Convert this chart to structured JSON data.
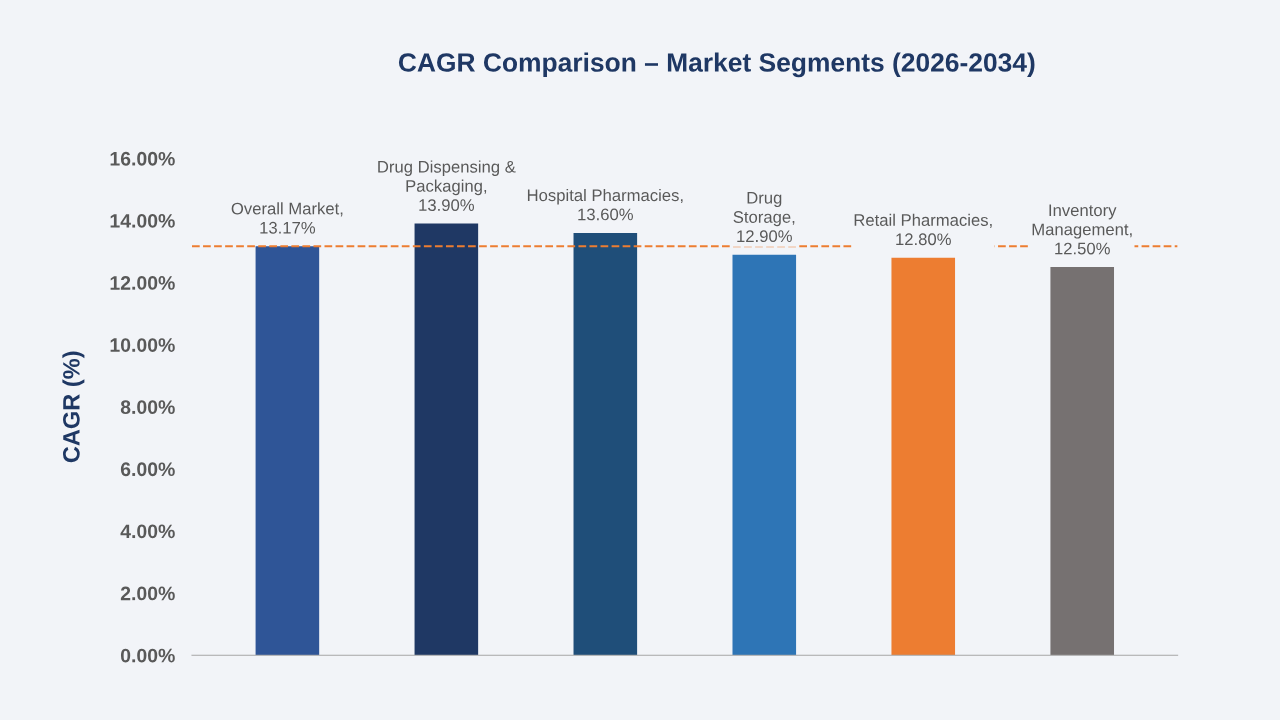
{
  "chart_data": {
    "type": "bar",
    "title": "CAGR Comparison – Market Segments (2026-2034)",
    "ylabel": "CAGR (%)",
    "categories": [
      null,
      null,
      null,
      null,
      null,
      null
    ],
    "values": [
      13.17,
      13.9,
      13.6,
      12.9,
      12.8,
      12.5
    ],
    "value_labels": [
      "Overall Market,\n13.17%",
      "Drug Dispensing &\nPackaging,\n13.90%",
      "Hospital Pharmacies,\n13.60%",
      "Drug\nStorage,\n12.90%",
      "Retail Pharmacies,\n12.80%",
      "Inventory\nManagement,\n12.50%"
    ],
    "colors": [
      "#2f5597",
      "#1f3864",
      "#1f4e79",
      "#2e75b6",
      "#ed7d31",
      "#767171"
    ],
    "ylim": [
      0,
      16
    ],
    "yticks": [
      {
        "value": 0,
        "label": "0.00%"
      },
      {
        "value": 2,
        "label": "2.00%"
      },
      {
        "value": 4,
        "label": "4.00%"
      },
      {
        "value": 6,
        "label": "6.00%"
      },
      {
        "value": 8,
        "label": "8.00%"
      },
      {
        "value": 10,
        "label": "10.00%"
      },
      {
        "value": 12,
        "label": "12.00%"
      },
      {
        "value": 14,
        "label": "14.00%"
      },
      {
        "value": 16,
        "label": "16.00%"
      }
    ],
    "ref_lines": [
      {
        "axis": "y",
        "value": 13.17,
        "color": "#ed7d31",
        "line_style": "dashed"
      }
    ],
    "grid": false,
    "legend": false
  }
}
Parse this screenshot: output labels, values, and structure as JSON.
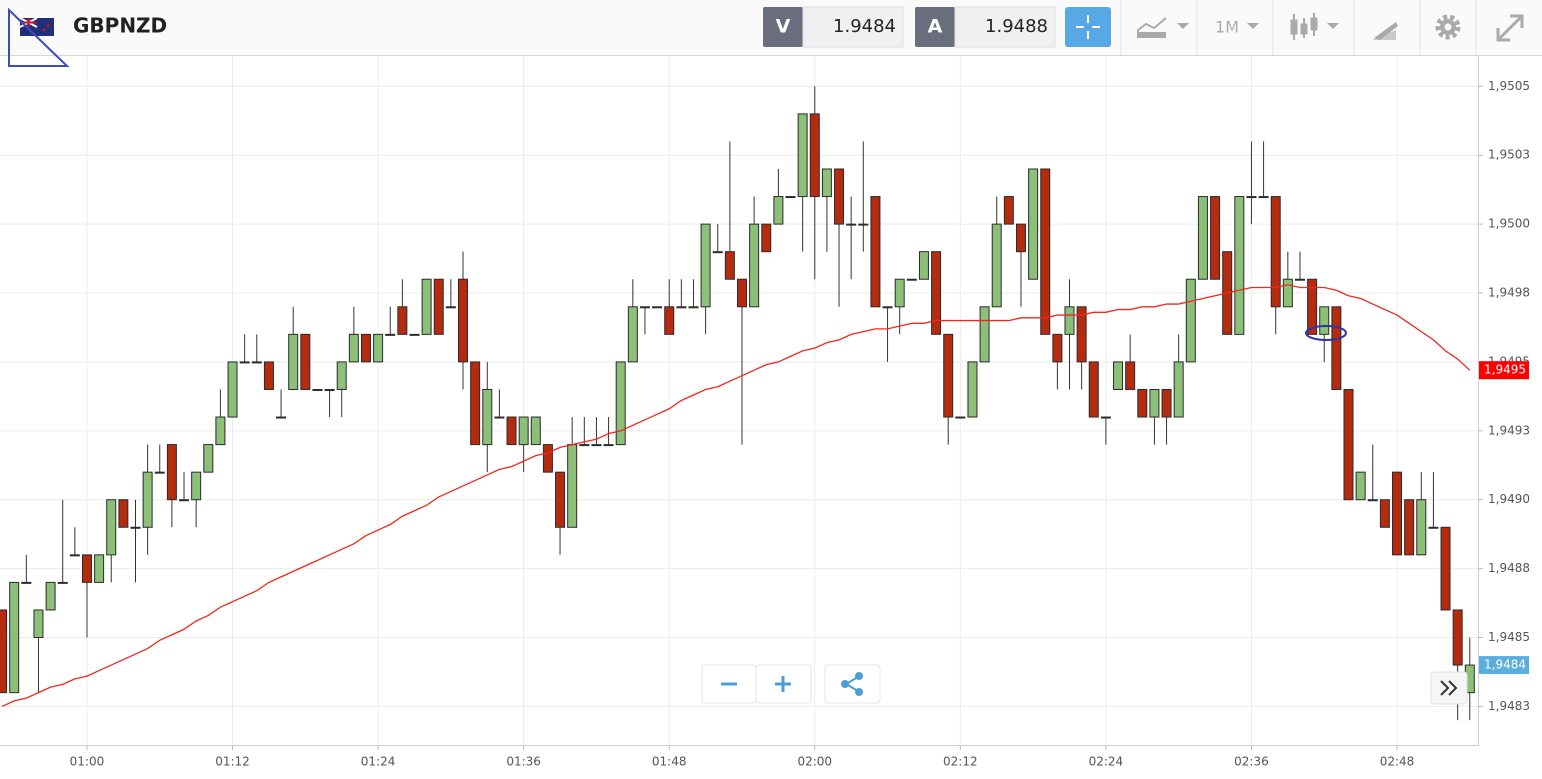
{
  "header": {
    "symbol": "GBPNZD",
    "bid_label": "V",
    "bid_value": 1.9484,
    "ask_label": "A",
    "ask_value": 1.9488,
    "timeframe": "1M"
  },
  "chart_data": {
    "type": "candlestick",
    "categories": [
      null,
      null,
      null,
      null,
      null,
      null,
      null,
      "01:00",
      null,
      null,
      null,
      null,
      null,
      null,
      null,
      null,
      null,
      null,
      null,
      "01:12",
      null,
      null,
      null,
      null,
      null,
      null,
      null,
      null,
      null,
      null,
      null,
      "01:24",
      null,
      null,
      null,
      null,
      null,
      null,
      null,
      null,
      null,
      null,
      null,
      "01:36",
      null,
      null,
      null,
      null,
      null,
      null,
      null,
      null,
      null,
      null,
      null,
      "01:48",
      null,
      null,
      null,
      null,
      null,
      null,
      null,
      null,
      null,
      null,
      null,
      "02:00",
      null,
      null,
      null,
      null,
      null,
      null,
      null,
      null,
      null,
      null,
      null,
      "02:12",
      null,
      null,
      null,
      null,
      null,
      null,
      null,
      null,
      null,
      null,
      null,
      "02:24",
      null,
      null,
      null,
      null,
      null,
      null,
      null,
      null,
      null,
      null,
      null,
      "02:36",
      null,
      null,
      null,
      null,
      null,
      null,
      null,
      null,
      null,
      null,
      null,
      "02:48",
      null,
      null,
      null,
      null,
      null,
      null
    ],
    "open": [
      1.9486,
      1.9483,
      1.9487,
      1.9485,
      1.9486,
      1.9487,
      1.9488,
      1.9488,
      1.9487,
      1.9488,
      1.949,
      1.9489,
      1.9489,
      1.9491,
      1.9492,
      1.949,
      1.949,
      1.9491,
      1.9492,
      1.9493,
      1.9495,
      1.9495,
      1.9495,
      1.9493,
      1.9494,
      1.9496,
      1.9494,
      1.9494,
      1.9494,
      1.9495,
      1.9496,
      1.9495,
      1.9496,
      1.9497,
      1.9496,
      1.9496,
      1.9498,
      1.9497,
      1.9498,
      1.9495,
      1.9492,
      1.9493,
      1.9493,
      1.9492,
      1.9492,
      1.9492,
      1.9491,
      1.9489,
      1.9492,
      1.9492,
      1.9492,
      1.9492,
      1.9495,
      1.9497,
      1.9497,
      1.9497,
      1.9497,
      1.9497,
      1.9497,
      1.9499,
      1.9499,
      1.9498,
      1.9497,
      1.95,
      1.95,
      1.9501,
      1.9501,
      1.9504,
      1.9501,
      1.9502,
      1.95,
      1.95,
      1.9501,
      1.9497,
      1.9497,
      1.9498,
      1.9498,
      1.9499,
      1.9496,
      1.9493,
      1.9493,
      1.9495,
      1.9497,
      1.9501,
      1.95,
      1.9498,
      1.9502,
      1.9496,
      1.9496,
      1.9497,
      1.9495,
      1.9493,
      1.9494,
      1.9495,
      1.9494,
      1.9493,
      1.9494,
      1.9493,
      1.9495,
      1.9498,
      1.9501,
      1.9499,
      1.9496,
      1.9501,
      1.9501,
      1.9501,
      1.9497,
      1.9498,
      1.9498,
      1.9496,
      1.9497,
      1.9494,
      1.949,
      1.949,
      1.949,
      1.9491,
      1.949,
      1.9488,
      1.9489,
      1.9489,
      1.9486,
      1.9483
    ],
    "high": [
      1.9486,
      1.9487,
      1.9488,
      1.9486,
      1.9487,
      1.949,
      1.9489,
      1.9488,
      1.9488,
      1.949,
      1.949,
      1.949,
      1.9492,
      1.9492,
      1.9492,
      1.9491,
      1.9491,
      1.9492,
      1.9494,
      1.9495,
      1.9496,
      1.9496,
      1.9495,
      1.9494,
      1.9497,
      1.9496,
      1.9494,
      1.9494,
      1.9495,
      1.9497,
      1.9496,
      1.9496,
      1.9497,
      1.9498,
      1.9496,
      1.9498,
      1.9498,
      1.9498,
      1.9499,
      1.9495,
      1.9495,
      1.9494,
      1.9493,
      1.9493,
      1.9493,
      1.9492,
      1.9491,
      1.9493,
      1.9493,
      1.9493,
      1.9493,
      1.9495,
      1.9498,
      1.9497,
      1.9497,
      1.9498,
      1.9498,
      1.9498,
      1.95,
      1.95,
      1.9503,
      1.9498,
      1.9501,
      1.95,
      1.9502,
      1.9501,
      1.9504,
      1.9505,
      1.9502,
      1.9502,
      1.9501,
      1.9503,
      1.9501,
      1.9497,
      1.9498,
      1.9498,
      1.9499,
      1.9499,
      1.9496,
      1.9493,
      1.9495,
      1.9497,
      1.9501,
      1.9501,
      1.95,
      1.9502,
      1.9502,
      1.9496,
      1.9498,
      1.9497,
      1.9495,
      1.9493,
      1.9495,
      1.9496,
      1.9494,
      1.9494,
      1.9494,
      1.9496,
      1.9498,
      1.9501,
      1.9501,
      1.9499,
      1.9501,
      1.9503,
      1.9503,
      1.9501,
      1.9499,
      1.9499,
      1.9498,
      1.9497,
      1.9497,
      1.9494,
      1.9491,
      1.9492,
      1.949,
      1.9491,
      1.949,
      1.9491,
      1.9491,
      1.9489,
      1.9486,
      1.9485
    ],
    "low": [
      1.9483,
      1.9483,
      1.9487,
      1.9483,
      1.9486,
      1.9487,
      1.9488,
      1.9485,
      1.9487,
      1.9487,
      1.9489,
      1.9487,
      1.9488,
      1.9491,
      1.9489,
      1.949,
      1.9489,
      1.9491,
      1.9492,
      1.9493,
      1.9495,
      1.9495,
      1.9494,
      1.9493,
      1.9494,
      1.9494,
      1.9494,
      1.9493,
      1.9493,
      1.9495,
      1.9495,
      1.9495,
      1.9496,
      1.9496,
      1.9496,
      1.9496,
      1.9496,
      1.9497,
      1.9494,
      1.9492,
      1.9491,
      1.9493,
      1.9492,
      1.9491,
      1.9492,
      1.9491,
      1.9488,
      1.9489,
      1.9492,
      1.9492,
      1.9492,
      1.9492,
      1.9495,
      1.9496,
      1.9497,
      1.9496,
      1.9497,
      1.9497,
      1.9496,
      1.9499,
      1.9498,
      1.9492,
      1.9497,
      1.9499,
      1.95,
      1.9501,
      1.9499,
      1.9498,
      1.9499,
      1.9497,
      1.9498,
      1.9499,
      1.9497,
      1.9495,
      1.9496,
      1.9498,
      1.9498,
      1.9496,
      1.9492,
      1.9493,
      1.9493,
      1.9495,
      1.9497,
      1.95,
      1.9497,
      1.9498,
      1.9496,
      1.9494,
      1.9494,
      1.9494,
      1.9493,
      1.9492,
      1.9494,
      1.9494,
      1.9493,
      1.9492,
      1.9492,
      1.9493,
      1.9495,
      1.9498,
      1.9498,
      1.9496,
      1.9496,
      1.95,
      1.9501,
      1.9496,
      1.9497,
      1.9498,
      1.9496,
      1.9495,
      1.9494,
      1.949,
      1.949,
      1.949,
      1.9489,
      1.9488,
      1.9488,
      1.9488,
      1.9489,
      1.9486,
      1.9482,
      1.9482
    ],
    "close": [
      1.9483,
      1.9487,
      1.9487,
      1.9486,
      1.9487,
      1.9487,
      1.9488,
      1.9487,
      1.9488,
      1.949,
      1.9489,
      1.9489,
      1.9491,
      1.9491,
      1.949,
      1.949,
      1.9491,
      1.9492,
      1.9493,
      1.9495,
      1.9495,
      1.9495,
      1.9494,
      1.9493,
      1.9496,
      1.9494,
      1.9494,
      1.9494,
      1.9495,
      1.9496,
      1.9495,
      1.9496,
      1.9496,
      1.9496,
      1.9496,
      1.9498,
      1.9496,
      1.9497,
      1.9495,
      1.9492,
      1.9494,
      1.9493,
      1.9492,
      1.9493,
      1.9493,
      1.9491,
      1.9489,
      1.9492,
      1.9492,
      1.9492,
      1.9492,
      1.9495,
      1.9497,
      1.9497,
      1.9497,
      1.9496,
      1.9497,
      1.9497,
      1.95,
      1.9499,
      1.9498,
      1.9497,
      1.95,
      1.9499,
      1.9501,
      1.9501,
      1.9504,
      1.9501,
      1.9502,
      1.95,
      1.95,
      1.95,
      1.9497,
      1.9497,
      1.9498,
      1.9498,
      1.9499,
      1.9496,
      1.9493,
      1.9493,
      1.9495,
      1.9497,
      1.95,
      1.95,
      1.9499,
      1.9502,
      1.9496,
      1.9495,
      1.9497,
      1.9495,
      1.9493,
      1.9493,
      1.9495,
      1.9494,
      1.9493,
      1.9494,
      1.9493,
      1.9495,
      1.9498,
      1.9501,
      1.9498,
      1.9496,
      1.9501,
      1.9501,
      1.9501,
      1.9497,
      1.9498,
      1.9498,
      1.9496,
      1.9497,
      1.9494,
      1.949,
      1.9491,
      1.949,
      1.9489,
      1.9488,
      1.9488,
      1.949,
      1.9489,
      1.9486,
      1.9484,
      1.9484
    ],
    "up_color": "#8cbf78",
    "down_color": "#b52b10",
    "ma": {
      "color": "#f0281e",
      "values": [
        1.94825,
        1.94827,
        1.94828,
        1.9483,
        1.94832,
        1.94833,
        1.94835,
        1.94836,
        1.94838,
        1.9484,
        1.94842,
        1.94844,
        1.94846,
        1.94849,
        1.94851,
        1.94853,
        1.94856,
        1.94858,
        1.94861,
        1.94863,
        1.94865,
        1.94867,
        1.9487,
        1.94872,
        1.94874,
        1.94876,
        1.94878,
        1.9488,
        1.94882,
        1.94884,
        1.94887,
        1.94889,
        1.94891,
        1.94894,
        1.94896,
        1.94898,
        1.94901,
        1.94903,
        1.94905,
        1.94907,
        1.94909,
        1.94911,
        1.94912,
        1.94914,
        1.94916,
        1.94917,
        1.94919,
        1.9492,
        1.94921,
        1.94922,
        1.94924,
        1.94925,
        1.94927,
        1.94929,
        1.94931,
        1.94933,
        1.94936,
        1.94938,
        1.9494,
        1.94941,
        1.94943,
        1.94945,
        1.94947,
        1.94949,
        1.9495,
        1.94952,
        1.94954,
        1.94955,
        1.94957,
        1.94958,
        1.9496,
        1.94961,
        1.94962,
        1.94962,
        1.94963,
        1.94964,
        1.94964,
        1.94965,
        1.94965,
        1.94965,
        1.94965,
        1.94965,
        1.94965,
        1.94965,
        1.94966,
        1.94966,
        1.94966,
        1.94967,
        1.94967,
        1.94967,
        1.94968,
        1.94968,
        1.94969,
        1.94969,
        1.9497,
        1.9497,
        1.94971,
        1.94971,
        1.94972,
        1.94973,
        1.94974,
        1.94975,
        1.94976,
        1.94977,
        1.94977,
        1.94977,
        1.94978,
        1.94977,
        1.94977,
        1.94977,
        1.94976,
        1.94974,
        1.94973,
        1.94971,
        1.94969,
        1.94967,
        1.94964,
        1.94961,
        1.94958,
        1.94954,
        1.94951,
        1.94947
      ]
    },
    "price_markers": [
      {
        "value": 1.94947,
        "label": "1,9495",
        "color": "#ff0000"
      },
      {
        "value": 1.9484,
        "label": "1,9484",
        "color": "#5bafdc"
      }
    ],
    "ylim": [
      1.94811,
      1.95061
    ],
    "yticks": [
      {
        "value": 1.9505,
        "label": "1,9505"
      },
      {
        "value": 1.95025,
        "label": "1,9503"
      },
      {
        "value": 1.95,
        "label": "1,9500"
      },
      {
        "value": 1.94975,
        "label": "1,9498"
      },
      {
        "value": 1.9495,
        "label": "1,9495"
      },
      {
        "value": 1.94925,
        "label": "1,9493"
      },
      {
        "value": 1.949,
        "label": "1,9490"
      },
      {
        "value": 1.94875,
        "label": "1,9488"
      },
      {
        "value": 1.9485,
        "label": "1,9485"
      },
      {
        "value": 1.94825,
        "label": "1,9483"
      }
    ],
    "grid": true
  }
}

★ ★ ★ ★ ★ ★ ★

Stated task:
Identify the lines that hold the word "JSON". Copy every one of them.

Reply to the task:
Convert this chart to structured JSON data.
Parse this screenshot: output labels, values, and structure as JSON.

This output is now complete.